=== Job ===
Recast the records as a numbered list, from the start of the records through the line that contains "x-tick-label: 2.00 (340, 414, 367, 428)", inclusive, leaving out any blank lines.

** begin Given data **

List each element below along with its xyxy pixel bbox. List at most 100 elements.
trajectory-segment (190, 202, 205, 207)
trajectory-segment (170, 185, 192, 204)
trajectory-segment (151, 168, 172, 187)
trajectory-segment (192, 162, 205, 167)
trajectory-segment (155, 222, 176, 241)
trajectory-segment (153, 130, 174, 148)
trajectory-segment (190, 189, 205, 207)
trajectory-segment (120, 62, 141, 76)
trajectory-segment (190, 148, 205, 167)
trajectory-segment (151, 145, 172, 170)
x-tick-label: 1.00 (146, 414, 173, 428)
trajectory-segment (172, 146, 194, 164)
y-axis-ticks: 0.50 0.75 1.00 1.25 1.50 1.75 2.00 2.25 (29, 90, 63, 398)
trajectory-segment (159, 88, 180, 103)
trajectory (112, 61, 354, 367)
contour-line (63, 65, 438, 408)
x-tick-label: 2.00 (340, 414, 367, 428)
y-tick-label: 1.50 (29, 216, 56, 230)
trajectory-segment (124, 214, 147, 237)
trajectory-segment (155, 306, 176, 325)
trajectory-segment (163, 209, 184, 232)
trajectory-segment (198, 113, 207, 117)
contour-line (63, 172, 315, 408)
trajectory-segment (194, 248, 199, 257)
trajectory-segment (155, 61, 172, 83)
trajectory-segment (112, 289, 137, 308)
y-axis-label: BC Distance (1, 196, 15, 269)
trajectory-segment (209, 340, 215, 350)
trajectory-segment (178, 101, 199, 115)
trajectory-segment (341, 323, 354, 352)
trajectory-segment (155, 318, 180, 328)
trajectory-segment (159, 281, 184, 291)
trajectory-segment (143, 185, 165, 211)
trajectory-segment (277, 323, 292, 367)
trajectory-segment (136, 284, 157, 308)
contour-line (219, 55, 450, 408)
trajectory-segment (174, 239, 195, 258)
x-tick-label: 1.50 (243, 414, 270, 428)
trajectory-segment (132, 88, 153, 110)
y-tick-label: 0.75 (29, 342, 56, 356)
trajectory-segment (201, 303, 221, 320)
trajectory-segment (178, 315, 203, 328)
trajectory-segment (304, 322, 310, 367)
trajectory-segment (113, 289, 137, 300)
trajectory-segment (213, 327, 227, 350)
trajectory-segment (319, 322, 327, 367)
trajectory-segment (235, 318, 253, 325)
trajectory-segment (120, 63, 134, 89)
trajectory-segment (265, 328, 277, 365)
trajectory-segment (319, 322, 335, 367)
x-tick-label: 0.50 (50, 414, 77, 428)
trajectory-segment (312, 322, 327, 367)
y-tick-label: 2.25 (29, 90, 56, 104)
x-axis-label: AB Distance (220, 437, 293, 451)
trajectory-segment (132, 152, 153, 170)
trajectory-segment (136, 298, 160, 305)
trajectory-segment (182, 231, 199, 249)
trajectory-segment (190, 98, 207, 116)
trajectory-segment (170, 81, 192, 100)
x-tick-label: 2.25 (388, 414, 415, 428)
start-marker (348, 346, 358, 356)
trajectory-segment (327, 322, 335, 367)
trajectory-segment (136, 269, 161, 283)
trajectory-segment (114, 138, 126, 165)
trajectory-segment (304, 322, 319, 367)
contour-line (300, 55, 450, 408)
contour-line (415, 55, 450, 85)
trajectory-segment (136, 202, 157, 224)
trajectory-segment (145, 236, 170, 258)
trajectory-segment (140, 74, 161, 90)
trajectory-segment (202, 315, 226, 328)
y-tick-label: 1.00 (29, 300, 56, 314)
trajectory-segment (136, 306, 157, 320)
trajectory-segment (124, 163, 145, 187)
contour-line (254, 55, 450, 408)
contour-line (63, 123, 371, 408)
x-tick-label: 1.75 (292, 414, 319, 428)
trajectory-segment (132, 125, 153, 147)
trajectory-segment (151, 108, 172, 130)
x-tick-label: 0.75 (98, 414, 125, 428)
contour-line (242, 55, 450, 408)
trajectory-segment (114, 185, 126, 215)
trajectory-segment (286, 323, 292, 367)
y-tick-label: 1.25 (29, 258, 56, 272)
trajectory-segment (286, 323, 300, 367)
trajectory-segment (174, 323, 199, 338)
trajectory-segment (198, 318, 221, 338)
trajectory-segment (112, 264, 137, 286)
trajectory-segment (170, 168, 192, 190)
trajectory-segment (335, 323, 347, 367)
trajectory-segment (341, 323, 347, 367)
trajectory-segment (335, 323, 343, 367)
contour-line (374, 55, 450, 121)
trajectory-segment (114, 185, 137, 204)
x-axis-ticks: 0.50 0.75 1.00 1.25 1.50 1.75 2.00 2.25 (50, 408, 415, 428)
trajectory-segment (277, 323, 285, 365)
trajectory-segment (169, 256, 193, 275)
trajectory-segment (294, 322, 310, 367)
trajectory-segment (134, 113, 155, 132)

** end Given data **

=== Exercise result ===
1. List each element below along with its xyxy pixel bbox. List at most 100 elements.
2. trajectory-segment (190, 202, 205, 207)
3. trajectory-segment (170, 185, 192, 204)
4. trajectory-segment (151, 168, 172, 187)
5. trajectory-segment (192, 162, 205, 167)
6. trajectory-segment (155, 222, 176, 241)
7. trajectory-segment (153, 130, 174, 148)
8. trajectory-segment (190, 189, 205, 207)
9. trajectory-segment (120, 62, 141, 76)
10. trajectory-segment (190, 148, 205, 167)
11. trajectory-segment (151, 145, 172, 170)
12. x-tick-label: 1.00 (146, 414, 173, 428)
13. trajectory-segment (172, 146, 194, 164)
14. y-axis-ticks: 0.50 0.75 1.00 1.25 1.50 1.75 2.00 2.25 (29, 90, 63, 398)
15. trajectory-segment (159, 88, 180, 103)
16. trajectory (112, 61, 354, 367)
17. contour-line (63, 65, 438, 408)
18. x-tick-label: 2.00 (340, 414, 367, 428)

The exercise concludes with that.